-- Begin --
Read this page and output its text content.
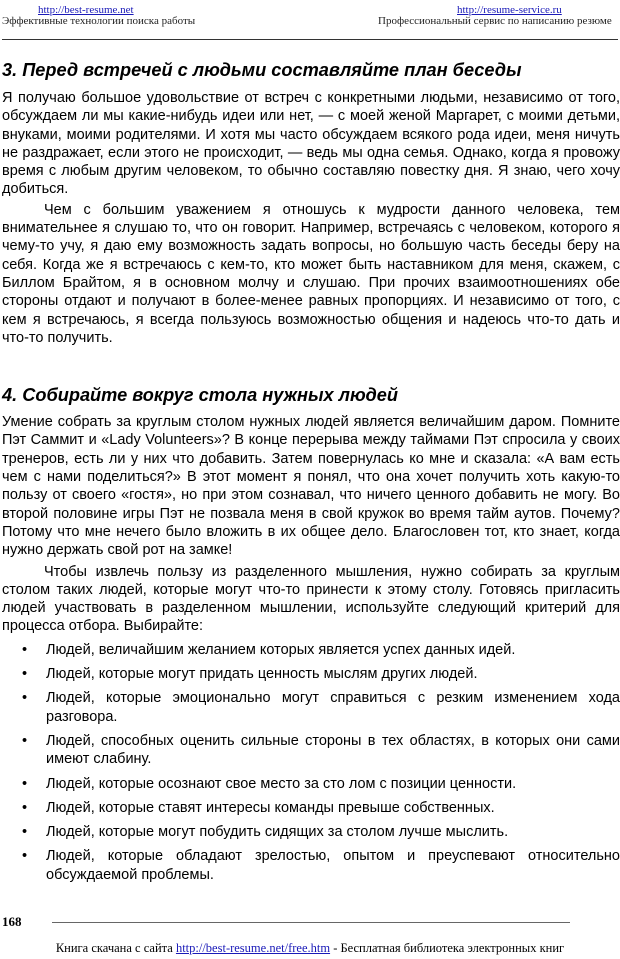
http://best-resume.net
Эффективные технологии поиска работы
http://resume-service.ru
Профессиональный сервис по написанию резюме
3. Перед встречей с людьми составляйте план беседы

Я получаю большое удовольствие от встреч с конкретными людьми, независимо от того, обсуждаем ли мы какие-нибудь идеи или нет, — с моей женой Маргарет, с моими детьми, внуками, моими родителями. И хотя мы часто обсуждаем всякого рода идеи, меня ничуть не раздражает, если этого не происходит, — ведь мы одна семья. Однако, когда я провожу время с любым другим человеком, то обычно составляю повестку дня. Я знаю, чего хочу добиться.

Чем с большим уважением я отношусь к мудрости данного человека, тем внимательнее я слушаю то, что он говорит. Например, встречаясь с человеком, которого я чему-то учу, я даю ему возможность задать вопросы, но большую часть беседы беру на себя. Когда же я встречаюсь с кем-то, кто может быть наставником для меня, скажем, с Биллом Брайтом, я в основном молчу и слушаю. При прочих взаимоотношениях обе стороны отдают и получают в более-менее равных пропорциях. И независимо от того, с кем я встречаюсь, я всегда пользуюсь возможностью общения и надеюсь что-то дать и что-то получить.

4. Собирайте вокруг стола нужных людей

Умение собрать за круглым столом нужных людей является величайшим даром. Помните Пэт Саммит и «Lady Volunteers»? В конце перерыва между таймами Пэт спросила у своих тренеров, есть ли у них что добавить. Затем повернулась ко мне и сказала: «А вам есть чем с нами поделиться?» В этот момент я понял, что она хочет получить хоть какую-то пользу от своего «гостя», но при этом сознавал, что ничего ценного добавить не могу. Во второй половине игры Пэт не позвала меня в свой кружок во время тайм аутов. Почему? Потому что мне нечего было вложить в их общее дело. Благословен тот, кто знает, когда нужно держать свой рот на замке!

Чтобы извлечь пользу из разделенного мышления, нужно собирать за круглым столом таких людей, которые могут что-то принести к этому столу. Готовясь пригласить людей участвовать в разделенном мышлении, используйте следующий критерий для процесса отбора. Выбирайте:

• Людей, величайшим желанием которых является успех данных идей.
• Людей, которые могут придать ценность мыслям других людей.
• Людей, которые эмоционально могут справиться с резким изменением хода разговора.
• Людей, способных оценить сильные стороны в тех областях, в которых они сами имеют слабину.
• Людей, которые осознают свое место за сто лом с позиции ценности.
• Людей, которые ставят интересы команды превыше собственных.
• Людей, которые могут побудить сидящих за столом лучше мыслить.
• Людей, которые обладают зрелостью, опытом и преуспевают относительно обсуждаемой проблемы.
168
Книга скачана с сайта http://best-resume.net/free.htm - Бесплатная библиотека электронных книг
-- End --
[What needs to be done] Find every line containing the word "человеком", then give the total and nothing more.

[Reply] 2